==== Data supplied

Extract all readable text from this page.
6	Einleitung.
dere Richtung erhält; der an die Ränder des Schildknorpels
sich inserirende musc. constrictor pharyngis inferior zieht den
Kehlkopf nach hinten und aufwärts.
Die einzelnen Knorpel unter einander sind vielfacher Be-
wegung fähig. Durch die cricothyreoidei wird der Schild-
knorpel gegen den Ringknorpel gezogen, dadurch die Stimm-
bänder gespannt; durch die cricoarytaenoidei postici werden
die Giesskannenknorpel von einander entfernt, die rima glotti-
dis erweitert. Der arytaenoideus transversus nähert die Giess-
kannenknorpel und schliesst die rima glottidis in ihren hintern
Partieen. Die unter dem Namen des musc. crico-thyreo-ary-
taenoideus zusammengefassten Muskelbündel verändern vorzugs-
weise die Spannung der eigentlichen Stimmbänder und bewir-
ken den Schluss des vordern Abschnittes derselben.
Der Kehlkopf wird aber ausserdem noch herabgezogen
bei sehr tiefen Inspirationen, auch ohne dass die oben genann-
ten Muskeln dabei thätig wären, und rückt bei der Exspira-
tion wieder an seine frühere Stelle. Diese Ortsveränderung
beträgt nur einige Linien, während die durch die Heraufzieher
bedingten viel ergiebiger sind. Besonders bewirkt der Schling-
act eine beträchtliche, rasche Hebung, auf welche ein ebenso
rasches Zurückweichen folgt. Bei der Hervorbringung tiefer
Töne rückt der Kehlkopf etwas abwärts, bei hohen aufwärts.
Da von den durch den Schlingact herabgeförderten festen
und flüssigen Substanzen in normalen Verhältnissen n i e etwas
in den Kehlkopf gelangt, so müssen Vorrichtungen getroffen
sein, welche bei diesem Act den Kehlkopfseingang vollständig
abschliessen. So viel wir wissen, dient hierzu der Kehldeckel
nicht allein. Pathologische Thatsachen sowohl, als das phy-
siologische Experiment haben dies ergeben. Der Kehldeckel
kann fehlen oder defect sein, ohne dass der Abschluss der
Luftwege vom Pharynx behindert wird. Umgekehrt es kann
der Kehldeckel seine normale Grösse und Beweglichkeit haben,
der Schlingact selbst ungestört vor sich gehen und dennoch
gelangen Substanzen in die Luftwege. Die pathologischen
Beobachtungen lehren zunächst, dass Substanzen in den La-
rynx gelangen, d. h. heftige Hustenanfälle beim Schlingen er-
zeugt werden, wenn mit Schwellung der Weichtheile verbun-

========

Extract the listing in its entirety and repeat it exactly.

Extract all readable text from this page.
6	Einleitung.
dere Richtung erhält; der an die Ränder des Schildknorpels
sich inserirende musc. constrictor pharyngis inferior zieht den
Kehlkopf nach hinten und aufwärts.
Die einzelnen Knorpel unter einander sind vielfacher Be-
wegung fähig. Durch die cricothyreoidei wird der Schild-
knorpel gegen den Ringknorpel gezogen, dadurch die Stimm-
bänder gespannt; durch die cricoarytaenoidei postici werden
die Giesskannenknorpel von einander entfernt, die rima glotti-
dis erweitert. Der arytaenoideus transversus nähert die Giess-
kannenknorpel und schliesst die rima glottidis in ihren hintern
Partieen. Die unter dem Namen des musc. crico-thyreo-ary-
taenoideus zusammengefassten Muskelbündel verändern vorzugs-
weise die Spannung der eigentlichen Stimmbänder und bewir-
ken den Schluss des vordern Abschnittes derselben.
Der Kehlkopf wird aber ausserdem noch herabgezogen
bei sehr tiefen Inspirationen, auch ohne dass die oben genann-
ten Muskeln dabei thätig wären, und rückt bei der Exspira-
tion wieder an seine frühere Stelle. Diese Ortsveränderung
beträgt nur einige Linien, während die durch die Heraufzieher
bedingten viel ergiebiger sind. Besonders bewirkt der Schling-
act eine beträchtliche, rasche Hebung, auf welche ein ebenso
rasches Zurückweichen folgt. Bei der Hervorbringung tiefer
Töne rückt der Kehlkopf etwas abwärts, bei hohen aufwärts.
Da von den durch den Schlingact herabgeförderten festen
und flüssigen Substanzen in normalen Verhältnissen n i e etwas
in den Kehlkopf gelangt, so müssen Vorrichtungen getroffen
sein, welche bei diesem Act den Kehlkopfseingang vollständig
abschliessen. So viel wir wissen, dient hierzu der Kehldeckel
nicht allein. Pathologische Thatsachen sowohl, als das phy-
siologische Experiment haben dies ergeben. Der Kehldeckel
kann fehlen oder defect sein, ohne dass der Abschluss der
Luftwege vom Pharynx behindert wird. Umgekehrt es kann
der Kehldeckel seine normale Grösse und Beweglichkeit haben,
der Schlingact selbst ungestört vor sich gehen und dennoch
gelangen Substanzen in die Luftwege. Die pathologischen
Beobachtungen lehren zunächst, dass Substanzen in den La-
rynx gelangen, d. h. heftige Hustenanfälle beim Schlingen er-
zeugt werden, wenn mit Schwellung der Weichtheile verbun-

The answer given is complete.